***** Records supplied
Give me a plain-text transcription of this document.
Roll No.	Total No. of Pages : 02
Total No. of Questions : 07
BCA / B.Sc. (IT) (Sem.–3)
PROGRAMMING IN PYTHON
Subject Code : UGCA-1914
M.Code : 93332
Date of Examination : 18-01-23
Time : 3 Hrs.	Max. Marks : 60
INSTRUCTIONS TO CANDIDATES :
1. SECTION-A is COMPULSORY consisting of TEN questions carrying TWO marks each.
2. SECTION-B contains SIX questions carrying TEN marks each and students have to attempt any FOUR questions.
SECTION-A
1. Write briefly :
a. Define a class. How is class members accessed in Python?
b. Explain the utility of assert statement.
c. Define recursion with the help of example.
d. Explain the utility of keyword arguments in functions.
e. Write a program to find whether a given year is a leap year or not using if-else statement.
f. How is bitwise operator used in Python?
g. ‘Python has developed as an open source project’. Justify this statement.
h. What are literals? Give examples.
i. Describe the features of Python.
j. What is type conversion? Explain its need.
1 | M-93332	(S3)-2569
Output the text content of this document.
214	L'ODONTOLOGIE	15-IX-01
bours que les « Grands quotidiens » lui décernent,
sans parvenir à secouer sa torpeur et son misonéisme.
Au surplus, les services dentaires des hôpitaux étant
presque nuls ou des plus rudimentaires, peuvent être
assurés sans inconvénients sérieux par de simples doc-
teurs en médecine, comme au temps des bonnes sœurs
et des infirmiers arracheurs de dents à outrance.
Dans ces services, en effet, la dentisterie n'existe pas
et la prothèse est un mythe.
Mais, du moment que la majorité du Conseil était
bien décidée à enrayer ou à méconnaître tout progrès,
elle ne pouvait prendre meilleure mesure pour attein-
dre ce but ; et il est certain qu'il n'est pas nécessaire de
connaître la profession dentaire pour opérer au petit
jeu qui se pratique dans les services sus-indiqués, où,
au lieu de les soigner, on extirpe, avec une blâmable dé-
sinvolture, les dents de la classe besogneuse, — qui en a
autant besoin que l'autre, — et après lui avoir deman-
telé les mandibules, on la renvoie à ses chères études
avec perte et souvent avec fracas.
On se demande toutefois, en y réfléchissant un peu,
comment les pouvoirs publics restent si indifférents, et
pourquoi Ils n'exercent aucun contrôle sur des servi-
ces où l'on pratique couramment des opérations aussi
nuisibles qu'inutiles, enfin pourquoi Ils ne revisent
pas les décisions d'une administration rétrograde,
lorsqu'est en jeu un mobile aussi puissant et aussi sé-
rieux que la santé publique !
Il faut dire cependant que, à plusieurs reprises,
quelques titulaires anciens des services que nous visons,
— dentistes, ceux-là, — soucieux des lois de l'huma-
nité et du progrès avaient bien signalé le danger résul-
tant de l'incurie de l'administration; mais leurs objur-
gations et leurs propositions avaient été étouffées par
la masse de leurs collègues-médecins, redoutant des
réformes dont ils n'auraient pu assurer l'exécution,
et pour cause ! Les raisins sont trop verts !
**********
Copy all lines from the data that hold the word "sans".

sans parvenir à secouer sa torpeur et son misonéisme.
assurés sans inconvénients sérieux par de simples doc-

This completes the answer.